--- BEGIN Input ---

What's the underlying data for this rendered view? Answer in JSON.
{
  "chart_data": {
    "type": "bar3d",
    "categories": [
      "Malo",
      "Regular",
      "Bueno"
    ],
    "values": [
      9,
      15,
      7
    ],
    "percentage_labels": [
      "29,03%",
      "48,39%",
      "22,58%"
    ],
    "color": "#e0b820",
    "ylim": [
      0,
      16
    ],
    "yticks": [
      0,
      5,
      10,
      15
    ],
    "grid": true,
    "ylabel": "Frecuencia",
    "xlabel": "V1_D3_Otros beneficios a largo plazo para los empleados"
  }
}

--- END Input ---

▶ **The request**: Write out the material exactly as given.

▶ **Task result**:
What's the underlying data for this rendered view? Answer in JSON.
{
  "chart_data": {
    "type": "bar3d",
    "categories": [
      "Malo",
      "Regular",
      "Bueno"
    ],
    "values": [
      9,
      15,
      7
    ],
    "percentage_labels": [
      "29,03%",
      "48,39%",
      "22,58%"
    ],
    "color": "#e0b820",
    "ylim": [
      0,
      16
    ],
    "yticks": [
      0,
      5,
      10,
      15
    ],
    "grid": true,
    "ylabel": "Frecuencia",
    "xlabel": "V1_D3_Otros beneficios a largo plazo para los empleados"
  }
}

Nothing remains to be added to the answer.